DESCRIPTION OF THE TASK:
Find the lines holding the word "Output" and collect them.

Stored data:
= = = = =
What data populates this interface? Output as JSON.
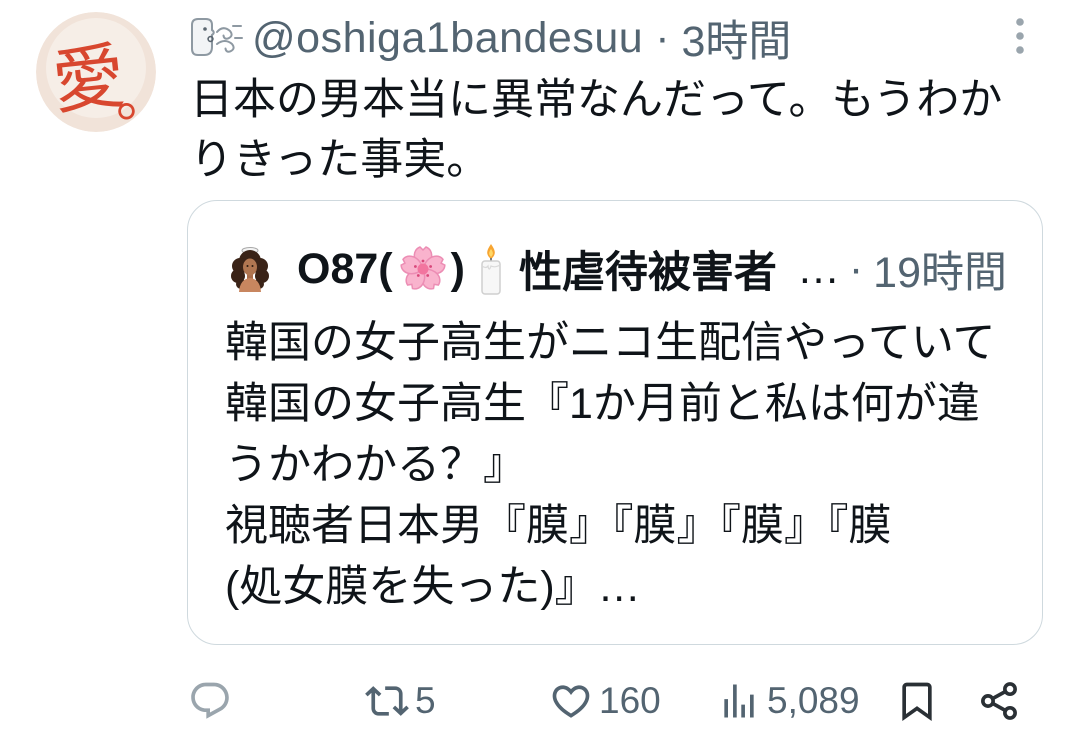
{
  "tweet": {
    "avatar": {
      "glyph": "愛",
      "mark": "。"
    },
    "display_name_icon": "wind-face-icon",
    "handle": "@oshiga1bandesuu",
    "separator": "·",
    "time": "3時間",
    "more_icon": "more-vertical-icon",
    "text_lines": [
      "日本の男本当に異常なんだって。もうわか",
      "りきった事実。"
    ]
  },
  "quote": {
    "avatar_icon": "quote-author-avatar",
    "name": {
      "prefix": "O87(",
      "flower_icon": "cherry-blossom-icon",
      "paren_close": ")",
      "candle_icon": "candle-icon",
      "main": "性虐待被害者",
      "ellipsis": "…"
    },
    "separator": "·",
    "time": "19時間",
    "text_lines": [
      "韓国の女子高生がニコ生配信やっていて",
      "韓国の女子高生『1か月前と私は何が違",
      "うかわかる？』",
      "視聴者日本男『膜』『膜』『膜』『膜",
      "(処女膜を失った)』…"
    ]
  },
  "actions": {
    "reply": {
      "icon": "reply-icon"
    },
    "retweet": {
      "icon": "retweet-icon",
      "count": "5"
    },
    "like": {
      "icon": "heart-icon",
      "count": "160"
    },
    "views": {
      "icon": "views-icon",
      "count": "5,089"
    },
    "bookmark": {
      "icon": "bookmark-icon"
    },
    "share": {
      "icon": "share-icon"
    }
  },
  "colors": {
    "text": "#0f1419",
    "secondary": "#536471",
    "border": "#cfd9de",
    "avatar_ink": "#d8472f",
    "avatar_background": "#f4e9e1",
    "blossom": "#f9b3cd"
  }
}
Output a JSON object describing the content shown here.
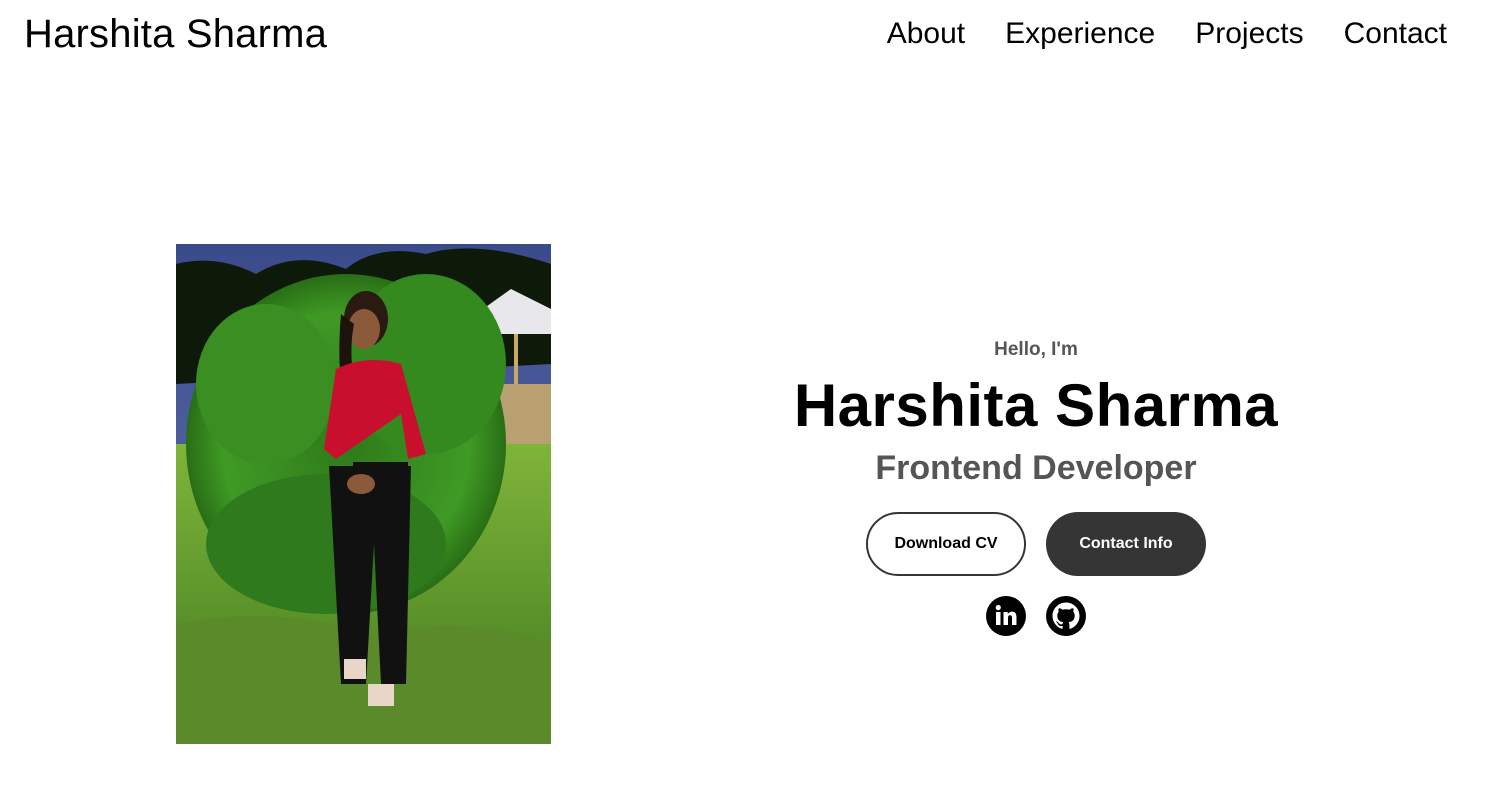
= = = = =
RIGHT ANSWER:
What data populates this interface? Output as JSON.
Output a JSON object describing the content shown here.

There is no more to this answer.